### DATA SUPPLIED
------
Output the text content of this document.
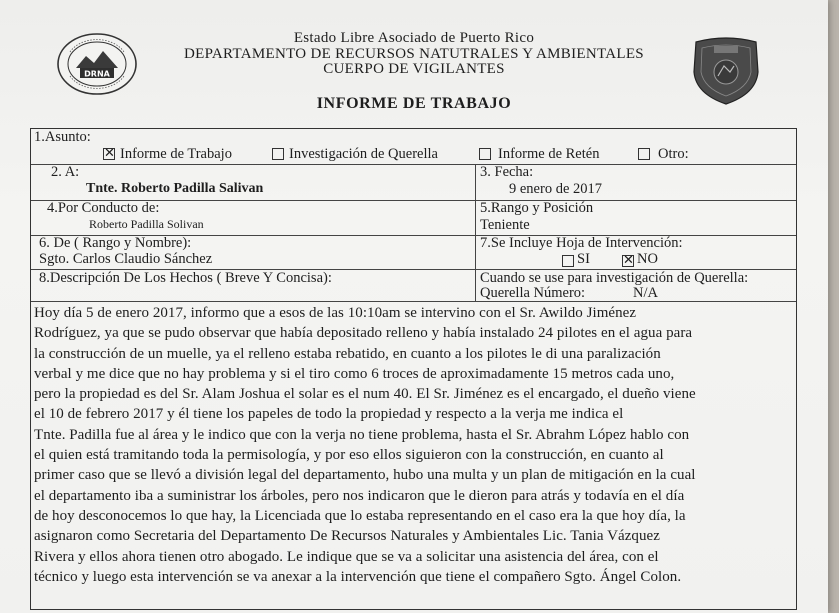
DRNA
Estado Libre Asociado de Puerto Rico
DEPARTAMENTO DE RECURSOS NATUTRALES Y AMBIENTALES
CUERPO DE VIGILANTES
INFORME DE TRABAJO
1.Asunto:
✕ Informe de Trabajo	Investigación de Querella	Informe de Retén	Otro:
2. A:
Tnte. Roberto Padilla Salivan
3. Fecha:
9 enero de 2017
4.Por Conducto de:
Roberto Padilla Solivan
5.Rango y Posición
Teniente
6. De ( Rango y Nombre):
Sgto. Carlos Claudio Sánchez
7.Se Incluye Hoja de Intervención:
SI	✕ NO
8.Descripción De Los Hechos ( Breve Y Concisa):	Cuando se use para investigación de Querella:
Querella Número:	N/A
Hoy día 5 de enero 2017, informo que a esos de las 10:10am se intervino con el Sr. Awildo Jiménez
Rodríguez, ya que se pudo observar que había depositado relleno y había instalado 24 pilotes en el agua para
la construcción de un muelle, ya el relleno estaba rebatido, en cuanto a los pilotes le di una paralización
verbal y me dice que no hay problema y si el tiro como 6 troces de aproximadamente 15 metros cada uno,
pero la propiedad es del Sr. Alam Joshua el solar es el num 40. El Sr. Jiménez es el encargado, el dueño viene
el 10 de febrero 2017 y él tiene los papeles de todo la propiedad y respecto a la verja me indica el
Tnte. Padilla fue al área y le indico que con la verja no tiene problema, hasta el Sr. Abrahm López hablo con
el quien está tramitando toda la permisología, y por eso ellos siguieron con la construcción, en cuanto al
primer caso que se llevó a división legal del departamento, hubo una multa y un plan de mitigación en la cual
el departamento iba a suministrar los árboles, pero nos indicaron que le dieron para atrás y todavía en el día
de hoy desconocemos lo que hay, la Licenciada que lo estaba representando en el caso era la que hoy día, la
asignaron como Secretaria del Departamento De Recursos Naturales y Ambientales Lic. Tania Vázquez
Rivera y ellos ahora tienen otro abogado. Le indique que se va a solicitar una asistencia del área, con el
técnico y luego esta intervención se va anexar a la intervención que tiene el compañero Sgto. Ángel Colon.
------
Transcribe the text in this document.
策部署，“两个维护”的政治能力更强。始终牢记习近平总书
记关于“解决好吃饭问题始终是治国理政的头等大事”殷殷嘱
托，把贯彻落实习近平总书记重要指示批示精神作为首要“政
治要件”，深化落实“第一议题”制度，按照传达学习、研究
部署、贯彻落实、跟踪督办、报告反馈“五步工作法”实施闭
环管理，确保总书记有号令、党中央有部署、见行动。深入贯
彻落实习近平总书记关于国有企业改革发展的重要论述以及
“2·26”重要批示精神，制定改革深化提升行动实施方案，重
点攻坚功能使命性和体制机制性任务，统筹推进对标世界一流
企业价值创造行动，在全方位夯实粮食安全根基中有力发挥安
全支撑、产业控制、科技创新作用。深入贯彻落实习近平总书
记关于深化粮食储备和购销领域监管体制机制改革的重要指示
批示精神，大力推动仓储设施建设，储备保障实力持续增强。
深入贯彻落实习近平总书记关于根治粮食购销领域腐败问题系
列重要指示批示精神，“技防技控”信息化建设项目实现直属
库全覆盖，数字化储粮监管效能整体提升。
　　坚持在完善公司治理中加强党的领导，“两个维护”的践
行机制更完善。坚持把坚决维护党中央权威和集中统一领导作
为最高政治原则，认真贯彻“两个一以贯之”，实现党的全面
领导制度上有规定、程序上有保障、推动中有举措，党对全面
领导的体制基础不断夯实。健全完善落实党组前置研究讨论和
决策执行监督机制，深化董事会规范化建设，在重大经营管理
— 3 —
------
### WHAT THE EXERCISE ASKS
Find every line containing the word "pilotes", then give the total and nothing more.

### EXERCISE SOLUTION
2